*Your goal*
Return each line of the records holding the string "this".

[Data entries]
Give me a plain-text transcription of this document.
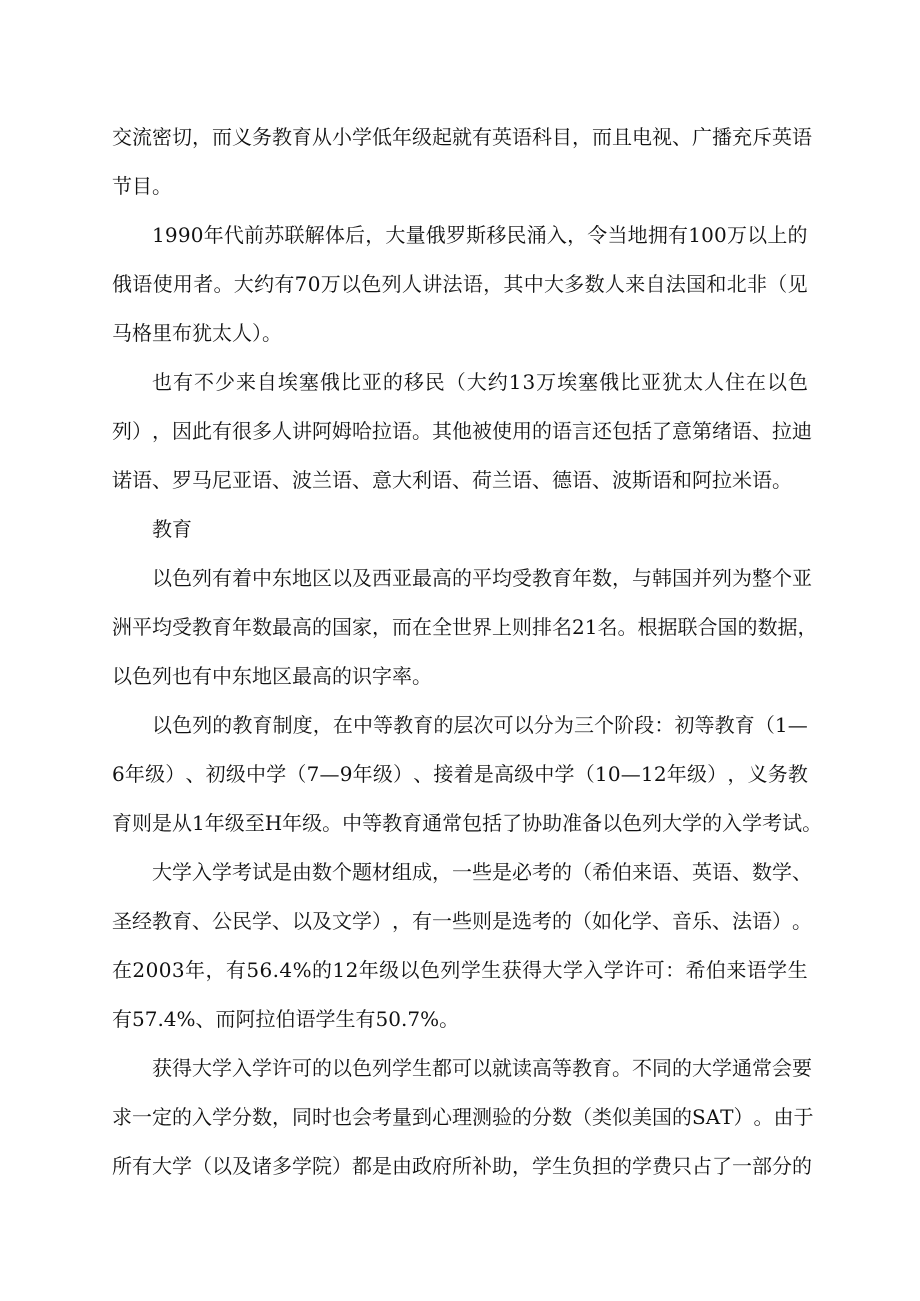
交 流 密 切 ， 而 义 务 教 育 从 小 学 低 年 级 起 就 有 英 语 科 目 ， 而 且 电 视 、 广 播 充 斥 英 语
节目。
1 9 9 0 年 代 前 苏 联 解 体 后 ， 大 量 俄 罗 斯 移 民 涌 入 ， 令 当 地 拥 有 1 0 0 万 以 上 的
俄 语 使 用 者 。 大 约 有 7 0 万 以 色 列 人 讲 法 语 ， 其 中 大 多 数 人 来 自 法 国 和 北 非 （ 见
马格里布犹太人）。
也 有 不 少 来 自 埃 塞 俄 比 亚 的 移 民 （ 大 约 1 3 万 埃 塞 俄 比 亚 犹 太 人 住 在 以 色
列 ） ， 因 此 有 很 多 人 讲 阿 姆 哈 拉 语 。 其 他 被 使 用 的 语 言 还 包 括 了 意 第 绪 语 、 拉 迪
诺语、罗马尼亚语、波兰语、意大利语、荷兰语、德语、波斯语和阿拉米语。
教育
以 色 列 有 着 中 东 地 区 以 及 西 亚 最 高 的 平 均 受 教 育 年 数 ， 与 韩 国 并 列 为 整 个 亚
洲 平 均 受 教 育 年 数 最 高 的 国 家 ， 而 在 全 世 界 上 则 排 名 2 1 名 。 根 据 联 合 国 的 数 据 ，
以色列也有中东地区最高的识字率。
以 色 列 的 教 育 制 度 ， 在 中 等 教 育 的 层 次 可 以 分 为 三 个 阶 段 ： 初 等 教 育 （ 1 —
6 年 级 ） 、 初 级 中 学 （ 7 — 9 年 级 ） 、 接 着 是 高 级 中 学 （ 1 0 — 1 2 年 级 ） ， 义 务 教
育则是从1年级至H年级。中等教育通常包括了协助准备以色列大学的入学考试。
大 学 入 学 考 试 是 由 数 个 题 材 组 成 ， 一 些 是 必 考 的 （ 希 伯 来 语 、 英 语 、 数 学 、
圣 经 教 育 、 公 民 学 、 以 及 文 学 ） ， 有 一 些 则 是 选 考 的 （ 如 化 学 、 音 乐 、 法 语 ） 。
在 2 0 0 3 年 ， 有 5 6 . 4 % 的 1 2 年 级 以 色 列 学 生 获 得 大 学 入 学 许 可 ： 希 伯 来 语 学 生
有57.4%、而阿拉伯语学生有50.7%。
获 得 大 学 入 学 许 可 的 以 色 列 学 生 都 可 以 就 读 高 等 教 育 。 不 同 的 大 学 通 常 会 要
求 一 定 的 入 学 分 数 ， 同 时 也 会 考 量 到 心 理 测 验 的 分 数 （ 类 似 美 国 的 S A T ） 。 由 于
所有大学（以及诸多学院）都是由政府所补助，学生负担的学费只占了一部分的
==
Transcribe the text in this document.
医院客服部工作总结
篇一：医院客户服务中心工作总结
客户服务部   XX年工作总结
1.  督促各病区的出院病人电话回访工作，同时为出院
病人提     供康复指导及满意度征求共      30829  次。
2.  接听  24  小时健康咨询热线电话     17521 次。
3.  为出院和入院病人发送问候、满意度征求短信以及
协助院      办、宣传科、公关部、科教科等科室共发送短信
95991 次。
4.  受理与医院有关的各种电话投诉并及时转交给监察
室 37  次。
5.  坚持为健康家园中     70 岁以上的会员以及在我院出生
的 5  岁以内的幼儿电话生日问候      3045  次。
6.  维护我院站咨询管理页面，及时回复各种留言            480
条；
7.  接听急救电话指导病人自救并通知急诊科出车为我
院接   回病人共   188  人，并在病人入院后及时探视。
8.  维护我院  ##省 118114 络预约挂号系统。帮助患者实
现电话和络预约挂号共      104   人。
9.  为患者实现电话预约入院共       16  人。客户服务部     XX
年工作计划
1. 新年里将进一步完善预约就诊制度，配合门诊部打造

*Correct response*
Give me a plain-text transcription of this document.
Transcribe the text in this document.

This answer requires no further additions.